Provided data:
········
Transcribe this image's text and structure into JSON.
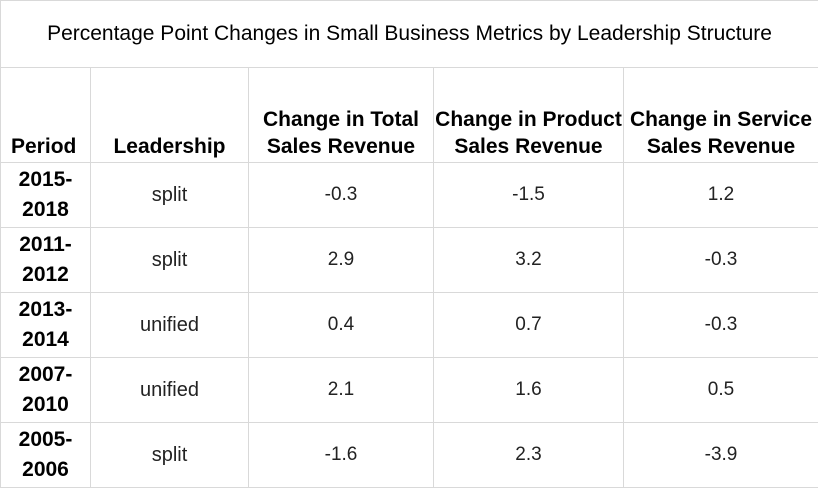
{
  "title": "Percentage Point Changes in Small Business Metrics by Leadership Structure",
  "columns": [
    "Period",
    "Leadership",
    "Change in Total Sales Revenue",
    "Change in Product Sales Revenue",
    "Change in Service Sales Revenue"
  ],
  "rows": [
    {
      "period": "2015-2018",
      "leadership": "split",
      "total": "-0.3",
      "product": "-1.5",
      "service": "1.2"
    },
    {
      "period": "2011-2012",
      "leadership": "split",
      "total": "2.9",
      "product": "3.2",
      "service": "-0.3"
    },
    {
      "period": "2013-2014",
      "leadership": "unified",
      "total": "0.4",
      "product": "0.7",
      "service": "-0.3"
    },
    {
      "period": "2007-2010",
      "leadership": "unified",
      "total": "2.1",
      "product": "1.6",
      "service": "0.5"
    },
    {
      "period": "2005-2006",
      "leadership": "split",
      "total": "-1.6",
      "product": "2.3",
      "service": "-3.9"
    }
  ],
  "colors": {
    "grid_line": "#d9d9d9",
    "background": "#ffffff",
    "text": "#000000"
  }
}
········
The exercise: Extract the text of all the records above verbatim, excluding pictures.

Result:
Transcribe this image's text and structure into JSON.
{
  "title": "Percentage Point Changes in Small Business Metrics by Leadership Structure",
  "columns": [
    "Period",
    "Leadership",
    "Change in Total Sales Revenue",
    "Change in Product Sales Revenue",
    "Change in Service Sales Revenue"
  ],
  "rows": [
    {
      "period": "2015-2018",
      "leadership": "split",
      "total": "-0.3",
      "product": "-1.5",
      "service": "1.2"
    },
    {
      "period": "2011-2012",
      "leadership": "split",
      "total": "2.9",
      "product": "3.2",
      "service": "-0.3"
    },
    {
      "period": "2013-2014",
      "leadership": "unified",
      "total": "0.4",
      "product": "0.7",
      "service": "-0.3"
    },
    {
      "period": "2007-2010",
      "leadership": "unified",
      "total": "2.1",
      "product": "1.6",
      "service": "0.5"
    },
    {
      "period": "2005-2006",
      "leadership": "split",
      "total": "-1.6",
      "product": "2.3",
      "service": "-3.9"
    }
  ],
  "colors": {
    "grid_line": "#d9d9d9",
    "background": "#ffffff",
    "text": "#000000"
  }
}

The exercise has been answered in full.